--- start of GIVEN DATA ---
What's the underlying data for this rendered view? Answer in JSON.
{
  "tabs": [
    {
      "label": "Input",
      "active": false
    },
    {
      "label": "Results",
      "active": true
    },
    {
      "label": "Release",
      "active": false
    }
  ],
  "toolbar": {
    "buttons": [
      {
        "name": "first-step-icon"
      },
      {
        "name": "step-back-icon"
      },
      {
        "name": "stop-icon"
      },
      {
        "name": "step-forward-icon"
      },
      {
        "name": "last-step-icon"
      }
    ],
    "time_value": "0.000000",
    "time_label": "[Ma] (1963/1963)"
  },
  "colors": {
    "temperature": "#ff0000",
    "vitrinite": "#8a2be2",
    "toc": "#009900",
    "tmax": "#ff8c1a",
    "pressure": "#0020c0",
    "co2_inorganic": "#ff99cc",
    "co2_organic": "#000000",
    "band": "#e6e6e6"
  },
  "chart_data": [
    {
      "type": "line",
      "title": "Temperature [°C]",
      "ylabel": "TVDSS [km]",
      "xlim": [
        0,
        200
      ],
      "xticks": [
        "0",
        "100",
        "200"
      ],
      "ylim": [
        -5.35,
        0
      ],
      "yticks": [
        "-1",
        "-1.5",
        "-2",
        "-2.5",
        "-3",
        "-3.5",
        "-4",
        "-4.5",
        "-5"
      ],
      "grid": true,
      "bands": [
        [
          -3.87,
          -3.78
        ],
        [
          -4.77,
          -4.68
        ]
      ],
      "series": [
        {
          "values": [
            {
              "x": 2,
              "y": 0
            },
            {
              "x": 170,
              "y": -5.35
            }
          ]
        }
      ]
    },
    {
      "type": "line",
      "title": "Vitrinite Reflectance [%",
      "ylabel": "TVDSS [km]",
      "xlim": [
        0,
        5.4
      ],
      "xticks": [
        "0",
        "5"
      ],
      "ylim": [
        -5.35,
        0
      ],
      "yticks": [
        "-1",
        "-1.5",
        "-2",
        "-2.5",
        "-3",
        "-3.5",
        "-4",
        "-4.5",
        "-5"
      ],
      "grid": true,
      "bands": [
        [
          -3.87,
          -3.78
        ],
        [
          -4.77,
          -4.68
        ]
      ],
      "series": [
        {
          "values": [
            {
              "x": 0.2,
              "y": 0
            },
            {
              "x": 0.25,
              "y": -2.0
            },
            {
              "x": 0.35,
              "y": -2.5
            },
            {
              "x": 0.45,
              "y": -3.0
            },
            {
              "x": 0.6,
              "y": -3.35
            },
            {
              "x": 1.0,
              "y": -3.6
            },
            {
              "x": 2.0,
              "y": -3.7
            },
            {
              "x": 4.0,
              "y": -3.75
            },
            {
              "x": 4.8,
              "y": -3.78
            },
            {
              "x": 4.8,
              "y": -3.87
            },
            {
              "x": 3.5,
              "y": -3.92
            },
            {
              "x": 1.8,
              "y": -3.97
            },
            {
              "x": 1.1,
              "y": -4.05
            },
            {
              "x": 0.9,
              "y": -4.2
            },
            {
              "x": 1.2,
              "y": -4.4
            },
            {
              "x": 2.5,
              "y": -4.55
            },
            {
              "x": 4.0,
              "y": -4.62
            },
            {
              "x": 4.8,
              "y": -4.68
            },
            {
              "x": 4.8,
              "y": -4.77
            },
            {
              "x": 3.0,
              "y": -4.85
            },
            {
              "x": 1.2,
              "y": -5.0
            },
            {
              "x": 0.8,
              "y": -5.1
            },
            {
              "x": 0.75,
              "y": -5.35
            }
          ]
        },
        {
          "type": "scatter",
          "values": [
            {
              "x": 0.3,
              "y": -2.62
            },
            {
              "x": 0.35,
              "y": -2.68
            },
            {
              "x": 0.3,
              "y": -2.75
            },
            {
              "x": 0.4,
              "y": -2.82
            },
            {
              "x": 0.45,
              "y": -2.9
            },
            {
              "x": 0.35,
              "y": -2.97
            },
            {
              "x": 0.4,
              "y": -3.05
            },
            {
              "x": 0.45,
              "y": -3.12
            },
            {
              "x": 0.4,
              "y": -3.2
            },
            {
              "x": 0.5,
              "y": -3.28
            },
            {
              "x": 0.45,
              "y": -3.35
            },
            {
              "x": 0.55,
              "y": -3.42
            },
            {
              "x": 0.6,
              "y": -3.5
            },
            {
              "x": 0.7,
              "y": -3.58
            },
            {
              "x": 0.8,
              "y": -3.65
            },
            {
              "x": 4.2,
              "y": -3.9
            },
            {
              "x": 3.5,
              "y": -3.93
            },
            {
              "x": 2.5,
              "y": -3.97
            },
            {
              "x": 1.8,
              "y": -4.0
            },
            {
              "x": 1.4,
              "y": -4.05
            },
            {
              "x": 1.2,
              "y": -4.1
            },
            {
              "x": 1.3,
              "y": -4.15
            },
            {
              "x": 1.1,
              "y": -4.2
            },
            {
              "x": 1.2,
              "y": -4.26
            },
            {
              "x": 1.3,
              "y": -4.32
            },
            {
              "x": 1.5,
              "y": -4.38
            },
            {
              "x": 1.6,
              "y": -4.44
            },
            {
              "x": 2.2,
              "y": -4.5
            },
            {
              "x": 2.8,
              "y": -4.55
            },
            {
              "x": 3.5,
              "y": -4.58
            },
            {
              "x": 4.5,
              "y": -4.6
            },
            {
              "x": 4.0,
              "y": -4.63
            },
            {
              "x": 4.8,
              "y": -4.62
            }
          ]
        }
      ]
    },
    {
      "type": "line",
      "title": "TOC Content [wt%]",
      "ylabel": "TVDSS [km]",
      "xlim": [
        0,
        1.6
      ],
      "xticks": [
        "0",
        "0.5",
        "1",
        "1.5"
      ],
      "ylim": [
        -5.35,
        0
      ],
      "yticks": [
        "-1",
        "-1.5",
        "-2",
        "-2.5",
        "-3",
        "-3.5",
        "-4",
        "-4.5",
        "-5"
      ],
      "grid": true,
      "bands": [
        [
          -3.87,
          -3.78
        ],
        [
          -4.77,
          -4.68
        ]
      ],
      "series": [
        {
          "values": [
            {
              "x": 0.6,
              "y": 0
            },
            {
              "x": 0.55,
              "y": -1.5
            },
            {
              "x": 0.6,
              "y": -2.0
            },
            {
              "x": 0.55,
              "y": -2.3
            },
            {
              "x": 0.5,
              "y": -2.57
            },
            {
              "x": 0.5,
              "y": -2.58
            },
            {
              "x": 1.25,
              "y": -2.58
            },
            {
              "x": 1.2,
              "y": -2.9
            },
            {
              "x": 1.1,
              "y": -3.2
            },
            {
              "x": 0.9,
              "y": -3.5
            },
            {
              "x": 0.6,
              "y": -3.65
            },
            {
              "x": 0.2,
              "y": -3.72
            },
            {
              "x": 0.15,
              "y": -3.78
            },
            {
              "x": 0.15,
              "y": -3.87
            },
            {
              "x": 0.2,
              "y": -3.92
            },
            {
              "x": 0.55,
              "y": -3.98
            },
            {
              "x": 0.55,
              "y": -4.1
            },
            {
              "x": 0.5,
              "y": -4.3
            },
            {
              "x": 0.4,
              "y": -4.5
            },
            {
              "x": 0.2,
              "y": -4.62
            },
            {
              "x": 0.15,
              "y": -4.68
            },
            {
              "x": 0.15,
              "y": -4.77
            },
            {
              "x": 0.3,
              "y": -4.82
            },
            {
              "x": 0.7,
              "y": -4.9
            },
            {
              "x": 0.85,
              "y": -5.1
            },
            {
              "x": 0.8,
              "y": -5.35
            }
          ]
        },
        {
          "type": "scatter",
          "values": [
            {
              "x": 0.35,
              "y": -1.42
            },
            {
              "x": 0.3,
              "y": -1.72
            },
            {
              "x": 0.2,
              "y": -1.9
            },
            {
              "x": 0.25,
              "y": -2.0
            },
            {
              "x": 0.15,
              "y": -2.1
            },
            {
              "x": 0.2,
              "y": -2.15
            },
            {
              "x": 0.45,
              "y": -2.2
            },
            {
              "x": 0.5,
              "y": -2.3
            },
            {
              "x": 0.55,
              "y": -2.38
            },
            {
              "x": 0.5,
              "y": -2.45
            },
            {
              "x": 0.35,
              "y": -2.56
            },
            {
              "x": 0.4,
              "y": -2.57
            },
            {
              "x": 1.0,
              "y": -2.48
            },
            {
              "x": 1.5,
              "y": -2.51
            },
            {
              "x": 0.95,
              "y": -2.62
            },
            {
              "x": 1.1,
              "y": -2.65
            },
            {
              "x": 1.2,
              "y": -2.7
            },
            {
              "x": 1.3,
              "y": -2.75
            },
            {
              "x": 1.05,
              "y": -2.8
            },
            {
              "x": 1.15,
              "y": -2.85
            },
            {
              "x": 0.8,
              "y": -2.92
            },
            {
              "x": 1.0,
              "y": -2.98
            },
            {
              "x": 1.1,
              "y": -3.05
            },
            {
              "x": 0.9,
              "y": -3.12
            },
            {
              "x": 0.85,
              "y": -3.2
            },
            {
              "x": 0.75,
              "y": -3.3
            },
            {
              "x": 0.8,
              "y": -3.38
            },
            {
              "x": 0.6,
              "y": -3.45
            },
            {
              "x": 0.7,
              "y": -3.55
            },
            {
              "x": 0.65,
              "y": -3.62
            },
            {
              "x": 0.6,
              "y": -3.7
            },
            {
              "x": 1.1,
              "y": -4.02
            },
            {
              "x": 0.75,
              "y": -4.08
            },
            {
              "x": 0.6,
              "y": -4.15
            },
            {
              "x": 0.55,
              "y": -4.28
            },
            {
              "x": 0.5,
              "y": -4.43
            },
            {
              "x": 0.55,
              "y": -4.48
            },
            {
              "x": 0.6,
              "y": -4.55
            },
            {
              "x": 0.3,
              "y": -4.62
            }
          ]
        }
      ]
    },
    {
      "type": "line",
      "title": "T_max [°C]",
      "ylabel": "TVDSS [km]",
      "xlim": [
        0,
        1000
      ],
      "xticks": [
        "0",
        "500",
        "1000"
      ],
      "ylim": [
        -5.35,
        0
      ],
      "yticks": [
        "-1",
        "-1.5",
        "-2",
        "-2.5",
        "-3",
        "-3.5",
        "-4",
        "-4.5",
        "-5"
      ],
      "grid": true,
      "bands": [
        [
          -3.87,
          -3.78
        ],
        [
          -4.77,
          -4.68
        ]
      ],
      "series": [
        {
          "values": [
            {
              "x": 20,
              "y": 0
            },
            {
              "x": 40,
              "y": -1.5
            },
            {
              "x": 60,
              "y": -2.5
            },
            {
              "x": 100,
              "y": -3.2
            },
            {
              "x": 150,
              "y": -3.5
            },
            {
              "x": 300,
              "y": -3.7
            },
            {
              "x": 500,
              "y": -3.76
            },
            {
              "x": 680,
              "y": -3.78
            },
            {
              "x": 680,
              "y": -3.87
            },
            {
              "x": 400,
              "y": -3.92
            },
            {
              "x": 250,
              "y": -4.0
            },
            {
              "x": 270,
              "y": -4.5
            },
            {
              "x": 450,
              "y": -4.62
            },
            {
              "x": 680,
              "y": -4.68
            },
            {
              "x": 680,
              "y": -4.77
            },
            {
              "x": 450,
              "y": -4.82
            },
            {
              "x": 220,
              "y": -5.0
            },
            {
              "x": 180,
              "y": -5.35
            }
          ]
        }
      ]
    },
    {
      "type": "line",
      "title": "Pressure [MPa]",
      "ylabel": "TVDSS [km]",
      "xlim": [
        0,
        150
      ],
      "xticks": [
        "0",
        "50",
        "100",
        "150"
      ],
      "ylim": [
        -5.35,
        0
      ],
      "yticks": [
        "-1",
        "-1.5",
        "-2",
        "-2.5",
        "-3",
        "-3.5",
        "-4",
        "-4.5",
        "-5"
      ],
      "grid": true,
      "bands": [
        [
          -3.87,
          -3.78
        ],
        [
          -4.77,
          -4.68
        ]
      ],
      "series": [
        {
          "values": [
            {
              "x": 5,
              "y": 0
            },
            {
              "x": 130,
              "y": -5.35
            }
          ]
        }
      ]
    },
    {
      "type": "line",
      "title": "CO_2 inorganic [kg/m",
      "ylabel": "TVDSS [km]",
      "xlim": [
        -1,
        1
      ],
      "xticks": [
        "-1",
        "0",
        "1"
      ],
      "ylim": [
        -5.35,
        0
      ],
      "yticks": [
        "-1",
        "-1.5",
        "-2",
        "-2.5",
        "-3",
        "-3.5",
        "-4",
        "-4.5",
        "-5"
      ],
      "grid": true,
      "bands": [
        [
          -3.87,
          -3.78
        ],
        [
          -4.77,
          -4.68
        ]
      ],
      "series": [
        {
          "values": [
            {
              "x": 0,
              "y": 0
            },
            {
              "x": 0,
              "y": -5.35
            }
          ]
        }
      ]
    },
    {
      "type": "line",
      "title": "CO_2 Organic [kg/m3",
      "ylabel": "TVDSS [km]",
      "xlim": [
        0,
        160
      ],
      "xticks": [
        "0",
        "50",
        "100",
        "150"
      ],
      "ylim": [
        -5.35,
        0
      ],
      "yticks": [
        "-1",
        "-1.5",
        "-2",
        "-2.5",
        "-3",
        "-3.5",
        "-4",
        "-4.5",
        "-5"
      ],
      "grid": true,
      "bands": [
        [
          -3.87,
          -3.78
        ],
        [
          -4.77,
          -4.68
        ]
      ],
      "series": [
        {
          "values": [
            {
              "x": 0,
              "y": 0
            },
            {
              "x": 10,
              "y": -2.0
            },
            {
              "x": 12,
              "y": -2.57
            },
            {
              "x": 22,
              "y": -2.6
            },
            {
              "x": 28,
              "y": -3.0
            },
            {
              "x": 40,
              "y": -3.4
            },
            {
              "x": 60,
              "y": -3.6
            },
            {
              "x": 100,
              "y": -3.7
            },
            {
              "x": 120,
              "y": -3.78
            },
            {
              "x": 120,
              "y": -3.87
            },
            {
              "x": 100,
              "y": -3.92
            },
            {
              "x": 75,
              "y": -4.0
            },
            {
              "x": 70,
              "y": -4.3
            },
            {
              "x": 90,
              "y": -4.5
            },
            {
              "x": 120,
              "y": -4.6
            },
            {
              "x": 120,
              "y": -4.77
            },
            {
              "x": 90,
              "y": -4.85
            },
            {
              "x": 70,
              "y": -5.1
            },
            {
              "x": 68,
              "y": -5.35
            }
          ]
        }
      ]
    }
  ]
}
--- end of GIVEN DATA ---
### WHAT THIS TASK INVOLVES
Search the data above for lines holding "name" and copy each of them.

### RESULT
        "name": "first-step-icon"
        "name": "step-back-icon"
        "name": "stop-icon"
        "name": "step-forward-icon"
        "name": "last-step-icon"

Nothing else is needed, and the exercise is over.